Identify the lines bearing the string "Faux" and gather them.

(A block of data)
┄┄┄┄┄┄┄┄┄┄┄┄┄┄┄┄┄┄┄┄

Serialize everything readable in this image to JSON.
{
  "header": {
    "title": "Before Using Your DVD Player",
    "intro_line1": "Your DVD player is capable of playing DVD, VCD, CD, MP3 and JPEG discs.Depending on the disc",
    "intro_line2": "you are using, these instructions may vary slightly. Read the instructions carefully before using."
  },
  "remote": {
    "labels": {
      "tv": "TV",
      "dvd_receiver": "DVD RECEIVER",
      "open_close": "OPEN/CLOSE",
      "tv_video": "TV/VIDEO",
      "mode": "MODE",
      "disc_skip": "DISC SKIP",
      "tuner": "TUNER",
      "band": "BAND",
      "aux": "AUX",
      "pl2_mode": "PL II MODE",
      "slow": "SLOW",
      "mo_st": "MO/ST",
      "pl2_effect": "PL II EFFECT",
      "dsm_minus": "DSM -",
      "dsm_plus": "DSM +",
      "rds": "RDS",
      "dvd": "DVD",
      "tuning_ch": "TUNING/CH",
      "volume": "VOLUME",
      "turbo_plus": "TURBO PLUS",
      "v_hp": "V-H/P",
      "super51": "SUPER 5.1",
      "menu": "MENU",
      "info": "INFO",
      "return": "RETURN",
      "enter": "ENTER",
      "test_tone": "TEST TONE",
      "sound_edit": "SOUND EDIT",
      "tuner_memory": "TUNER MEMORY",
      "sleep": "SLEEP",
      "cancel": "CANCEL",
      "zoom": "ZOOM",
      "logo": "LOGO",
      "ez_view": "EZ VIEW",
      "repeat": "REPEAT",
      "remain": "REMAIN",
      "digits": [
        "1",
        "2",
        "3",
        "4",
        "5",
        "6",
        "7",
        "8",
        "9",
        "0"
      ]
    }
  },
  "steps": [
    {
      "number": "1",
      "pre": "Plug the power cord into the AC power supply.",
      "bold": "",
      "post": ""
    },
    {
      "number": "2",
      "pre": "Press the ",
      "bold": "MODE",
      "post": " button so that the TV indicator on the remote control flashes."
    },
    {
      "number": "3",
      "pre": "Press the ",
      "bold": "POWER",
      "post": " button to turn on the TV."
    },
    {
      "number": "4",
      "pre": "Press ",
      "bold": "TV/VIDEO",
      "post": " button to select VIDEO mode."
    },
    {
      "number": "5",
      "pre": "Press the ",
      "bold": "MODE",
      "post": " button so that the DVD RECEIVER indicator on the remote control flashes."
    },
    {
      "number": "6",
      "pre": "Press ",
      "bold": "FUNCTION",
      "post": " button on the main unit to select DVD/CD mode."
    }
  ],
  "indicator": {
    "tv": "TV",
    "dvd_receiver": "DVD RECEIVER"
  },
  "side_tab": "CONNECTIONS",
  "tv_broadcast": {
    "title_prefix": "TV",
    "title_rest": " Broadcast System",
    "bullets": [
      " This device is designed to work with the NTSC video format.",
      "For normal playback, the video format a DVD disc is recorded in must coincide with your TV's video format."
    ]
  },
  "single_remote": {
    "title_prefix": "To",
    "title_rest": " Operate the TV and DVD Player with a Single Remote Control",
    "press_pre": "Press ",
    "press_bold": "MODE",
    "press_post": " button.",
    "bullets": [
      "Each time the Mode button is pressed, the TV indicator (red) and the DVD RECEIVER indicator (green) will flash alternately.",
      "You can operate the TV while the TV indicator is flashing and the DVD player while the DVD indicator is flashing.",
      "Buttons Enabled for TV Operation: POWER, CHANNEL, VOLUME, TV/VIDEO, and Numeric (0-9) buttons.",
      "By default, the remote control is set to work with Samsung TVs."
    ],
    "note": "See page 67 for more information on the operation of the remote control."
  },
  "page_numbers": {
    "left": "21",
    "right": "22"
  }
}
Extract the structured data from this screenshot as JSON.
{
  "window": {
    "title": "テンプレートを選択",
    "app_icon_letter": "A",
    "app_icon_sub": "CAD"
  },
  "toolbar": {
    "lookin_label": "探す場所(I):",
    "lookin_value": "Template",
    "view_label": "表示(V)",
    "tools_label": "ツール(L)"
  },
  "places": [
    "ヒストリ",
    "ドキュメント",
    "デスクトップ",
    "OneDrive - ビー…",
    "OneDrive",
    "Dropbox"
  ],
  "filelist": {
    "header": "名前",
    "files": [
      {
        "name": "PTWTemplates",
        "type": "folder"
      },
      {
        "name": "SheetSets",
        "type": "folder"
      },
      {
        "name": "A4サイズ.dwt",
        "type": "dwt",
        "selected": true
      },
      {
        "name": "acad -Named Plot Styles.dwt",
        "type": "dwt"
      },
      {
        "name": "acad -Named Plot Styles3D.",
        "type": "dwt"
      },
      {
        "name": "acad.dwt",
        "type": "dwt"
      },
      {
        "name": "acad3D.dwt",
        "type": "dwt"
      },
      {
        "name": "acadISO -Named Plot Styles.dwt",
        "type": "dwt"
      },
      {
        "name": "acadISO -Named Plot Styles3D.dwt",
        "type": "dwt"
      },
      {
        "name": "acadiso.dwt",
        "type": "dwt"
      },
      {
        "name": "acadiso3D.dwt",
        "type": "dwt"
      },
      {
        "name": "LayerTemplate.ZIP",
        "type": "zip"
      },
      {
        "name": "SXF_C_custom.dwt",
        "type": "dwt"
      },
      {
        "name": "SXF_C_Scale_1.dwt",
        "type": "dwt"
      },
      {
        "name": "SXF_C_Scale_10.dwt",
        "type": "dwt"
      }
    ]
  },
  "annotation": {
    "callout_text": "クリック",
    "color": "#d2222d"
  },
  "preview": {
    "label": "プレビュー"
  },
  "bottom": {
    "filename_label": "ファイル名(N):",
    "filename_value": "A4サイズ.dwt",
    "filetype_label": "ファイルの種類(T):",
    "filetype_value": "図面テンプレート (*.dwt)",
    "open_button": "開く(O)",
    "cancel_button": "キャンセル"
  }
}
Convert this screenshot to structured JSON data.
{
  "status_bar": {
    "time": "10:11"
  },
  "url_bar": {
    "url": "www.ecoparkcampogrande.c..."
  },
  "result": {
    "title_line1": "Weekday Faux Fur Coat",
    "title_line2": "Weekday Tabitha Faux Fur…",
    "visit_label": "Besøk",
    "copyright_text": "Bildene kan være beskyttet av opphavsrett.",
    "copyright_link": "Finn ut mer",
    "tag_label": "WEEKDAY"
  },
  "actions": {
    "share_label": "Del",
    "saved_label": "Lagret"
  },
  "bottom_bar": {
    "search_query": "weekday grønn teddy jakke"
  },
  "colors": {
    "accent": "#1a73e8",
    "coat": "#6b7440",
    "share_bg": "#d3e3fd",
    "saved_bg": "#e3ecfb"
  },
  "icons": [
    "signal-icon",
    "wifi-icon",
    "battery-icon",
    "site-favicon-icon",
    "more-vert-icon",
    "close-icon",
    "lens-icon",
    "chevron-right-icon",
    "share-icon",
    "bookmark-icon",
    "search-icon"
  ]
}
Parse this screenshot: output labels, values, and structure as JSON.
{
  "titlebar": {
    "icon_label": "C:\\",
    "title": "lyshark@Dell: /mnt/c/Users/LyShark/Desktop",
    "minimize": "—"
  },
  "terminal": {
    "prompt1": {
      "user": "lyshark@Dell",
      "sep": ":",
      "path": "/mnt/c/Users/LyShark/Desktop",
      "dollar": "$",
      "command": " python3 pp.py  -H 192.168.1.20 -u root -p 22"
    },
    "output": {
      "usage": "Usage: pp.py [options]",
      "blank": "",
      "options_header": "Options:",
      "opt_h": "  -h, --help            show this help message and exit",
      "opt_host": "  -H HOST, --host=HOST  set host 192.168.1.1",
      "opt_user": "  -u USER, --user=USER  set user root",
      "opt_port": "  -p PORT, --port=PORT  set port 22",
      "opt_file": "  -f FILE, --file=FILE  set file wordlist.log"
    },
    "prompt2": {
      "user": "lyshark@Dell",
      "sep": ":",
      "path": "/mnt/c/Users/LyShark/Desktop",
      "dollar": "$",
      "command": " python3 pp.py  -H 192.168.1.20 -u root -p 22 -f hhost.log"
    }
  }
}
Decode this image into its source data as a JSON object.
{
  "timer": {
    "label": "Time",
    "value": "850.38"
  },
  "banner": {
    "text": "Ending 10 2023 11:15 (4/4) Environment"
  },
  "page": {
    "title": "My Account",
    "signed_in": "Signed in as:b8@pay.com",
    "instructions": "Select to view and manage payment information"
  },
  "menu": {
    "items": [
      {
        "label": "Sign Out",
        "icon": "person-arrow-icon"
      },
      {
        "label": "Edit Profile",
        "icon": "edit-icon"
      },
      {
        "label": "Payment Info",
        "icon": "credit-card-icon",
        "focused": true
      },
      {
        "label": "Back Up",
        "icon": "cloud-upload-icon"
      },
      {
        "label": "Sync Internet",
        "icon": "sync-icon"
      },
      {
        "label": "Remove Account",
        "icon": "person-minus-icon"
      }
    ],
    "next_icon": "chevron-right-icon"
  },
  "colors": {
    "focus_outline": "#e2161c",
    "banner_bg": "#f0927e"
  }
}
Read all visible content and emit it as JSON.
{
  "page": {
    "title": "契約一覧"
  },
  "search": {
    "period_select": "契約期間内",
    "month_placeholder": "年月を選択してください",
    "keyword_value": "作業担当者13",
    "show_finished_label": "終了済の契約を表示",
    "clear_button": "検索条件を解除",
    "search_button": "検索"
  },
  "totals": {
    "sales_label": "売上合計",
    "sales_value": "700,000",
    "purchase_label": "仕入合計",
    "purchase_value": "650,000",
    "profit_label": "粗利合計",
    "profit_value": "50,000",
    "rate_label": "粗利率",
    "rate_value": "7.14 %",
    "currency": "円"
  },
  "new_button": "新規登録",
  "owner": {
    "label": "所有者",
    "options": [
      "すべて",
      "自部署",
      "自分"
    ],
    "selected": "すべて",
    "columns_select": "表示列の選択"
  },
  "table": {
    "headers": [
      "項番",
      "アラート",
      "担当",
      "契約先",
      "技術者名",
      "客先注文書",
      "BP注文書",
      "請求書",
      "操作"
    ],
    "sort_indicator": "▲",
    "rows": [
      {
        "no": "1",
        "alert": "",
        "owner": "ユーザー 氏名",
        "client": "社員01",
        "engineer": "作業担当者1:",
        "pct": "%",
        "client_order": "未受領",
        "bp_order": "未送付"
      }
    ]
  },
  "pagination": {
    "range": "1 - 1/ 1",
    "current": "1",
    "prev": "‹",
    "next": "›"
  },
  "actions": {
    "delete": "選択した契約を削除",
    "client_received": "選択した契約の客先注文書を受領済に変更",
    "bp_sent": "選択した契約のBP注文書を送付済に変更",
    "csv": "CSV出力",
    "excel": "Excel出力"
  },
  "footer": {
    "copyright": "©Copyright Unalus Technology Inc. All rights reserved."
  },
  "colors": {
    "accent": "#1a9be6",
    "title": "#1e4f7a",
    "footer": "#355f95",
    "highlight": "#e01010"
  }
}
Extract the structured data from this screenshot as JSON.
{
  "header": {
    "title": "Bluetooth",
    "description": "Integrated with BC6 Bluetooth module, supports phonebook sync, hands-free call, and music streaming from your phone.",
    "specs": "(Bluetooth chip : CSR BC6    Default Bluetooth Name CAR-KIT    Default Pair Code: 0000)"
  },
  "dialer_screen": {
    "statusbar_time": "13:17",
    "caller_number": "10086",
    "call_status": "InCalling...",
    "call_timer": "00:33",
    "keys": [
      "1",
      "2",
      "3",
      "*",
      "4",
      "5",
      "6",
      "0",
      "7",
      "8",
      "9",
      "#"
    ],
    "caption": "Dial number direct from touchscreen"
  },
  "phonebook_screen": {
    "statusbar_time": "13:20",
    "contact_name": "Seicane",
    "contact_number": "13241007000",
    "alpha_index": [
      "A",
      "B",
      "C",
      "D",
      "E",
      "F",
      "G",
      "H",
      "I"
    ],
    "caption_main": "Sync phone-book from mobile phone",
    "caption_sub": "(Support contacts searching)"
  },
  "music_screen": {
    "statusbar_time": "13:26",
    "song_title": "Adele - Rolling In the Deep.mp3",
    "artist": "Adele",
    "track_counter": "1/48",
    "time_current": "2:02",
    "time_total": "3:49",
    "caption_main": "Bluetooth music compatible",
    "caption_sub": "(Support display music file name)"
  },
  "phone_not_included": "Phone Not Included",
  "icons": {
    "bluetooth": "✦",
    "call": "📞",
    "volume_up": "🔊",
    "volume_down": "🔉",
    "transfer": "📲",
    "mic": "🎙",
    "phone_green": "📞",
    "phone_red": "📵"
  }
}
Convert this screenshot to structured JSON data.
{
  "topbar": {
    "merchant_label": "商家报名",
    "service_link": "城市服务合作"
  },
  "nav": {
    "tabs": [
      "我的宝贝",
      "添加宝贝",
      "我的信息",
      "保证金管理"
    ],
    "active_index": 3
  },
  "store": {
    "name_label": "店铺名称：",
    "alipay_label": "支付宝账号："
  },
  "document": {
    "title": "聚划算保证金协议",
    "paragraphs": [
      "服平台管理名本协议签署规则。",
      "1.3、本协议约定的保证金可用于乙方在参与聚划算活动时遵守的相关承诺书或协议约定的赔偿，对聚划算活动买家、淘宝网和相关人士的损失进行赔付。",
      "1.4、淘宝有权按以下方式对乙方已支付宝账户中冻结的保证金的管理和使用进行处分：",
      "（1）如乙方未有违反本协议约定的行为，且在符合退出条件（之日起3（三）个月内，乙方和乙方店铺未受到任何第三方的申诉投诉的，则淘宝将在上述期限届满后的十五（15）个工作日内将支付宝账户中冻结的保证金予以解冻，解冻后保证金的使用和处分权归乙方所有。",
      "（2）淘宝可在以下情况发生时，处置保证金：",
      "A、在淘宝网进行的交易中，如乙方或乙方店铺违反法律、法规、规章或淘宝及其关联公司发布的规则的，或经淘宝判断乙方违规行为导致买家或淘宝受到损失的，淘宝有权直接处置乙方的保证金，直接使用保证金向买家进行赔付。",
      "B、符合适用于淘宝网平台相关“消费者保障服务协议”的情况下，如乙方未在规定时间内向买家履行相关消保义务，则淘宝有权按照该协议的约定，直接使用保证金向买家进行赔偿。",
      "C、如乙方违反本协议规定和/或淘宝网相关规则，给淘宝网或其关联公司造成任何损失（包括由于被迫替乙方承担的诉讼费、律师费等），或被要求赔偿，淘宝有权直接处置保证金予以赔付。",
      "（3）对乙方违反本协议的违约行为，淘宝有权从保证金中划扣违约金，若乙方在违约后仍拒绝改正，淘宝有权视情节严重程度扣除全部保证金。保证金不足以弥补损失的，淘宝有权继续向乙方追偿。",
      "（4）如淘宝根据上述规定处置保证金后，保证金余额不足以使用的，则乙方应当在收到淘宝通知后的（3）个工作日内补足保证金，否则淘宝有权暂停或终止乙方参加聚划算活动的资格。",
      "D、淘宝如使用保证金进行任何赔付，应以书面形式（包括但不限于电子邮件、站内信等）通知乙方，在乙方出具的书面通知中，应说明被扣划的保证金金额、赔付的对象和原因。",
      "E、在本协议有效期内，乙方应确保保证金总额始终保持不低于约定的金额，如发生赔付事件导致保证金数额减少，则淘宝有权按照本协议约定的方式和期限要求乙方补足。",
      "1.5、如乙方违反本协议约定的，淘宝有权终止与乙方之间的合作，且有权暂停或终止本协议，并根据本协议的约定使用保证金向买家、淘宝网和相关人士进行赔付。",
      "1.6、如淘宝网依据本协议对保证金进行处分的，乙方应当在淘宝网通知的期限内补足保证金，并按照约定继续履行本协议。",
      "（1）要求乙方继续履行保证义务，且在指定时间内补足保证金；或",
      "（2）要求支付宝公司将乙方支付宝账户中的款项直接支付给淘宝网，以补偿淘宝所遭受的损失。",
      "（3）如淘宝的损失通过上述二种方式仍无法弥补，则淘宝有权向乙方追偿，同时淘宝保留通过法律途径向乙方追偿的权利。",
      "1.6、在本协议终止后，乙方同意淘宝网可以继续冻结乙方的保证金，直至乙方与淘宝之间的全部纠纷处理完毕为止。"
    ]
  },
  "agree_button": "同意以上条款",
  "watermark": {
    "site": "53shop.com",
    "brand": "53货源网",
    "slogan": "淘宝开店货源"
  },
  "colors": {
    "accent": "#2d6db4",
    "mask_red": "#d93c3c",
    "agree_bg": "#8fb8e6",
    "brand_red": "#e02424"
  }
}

┄┄┄┄┄┄┄┄┄┄┄┄┄┄┄┄┄┄┄┄

Written reply:
    "title_line1": "Weekday Faux Fur Coat",
    "title_line2": "Weekday Tabitha Faux Fur…",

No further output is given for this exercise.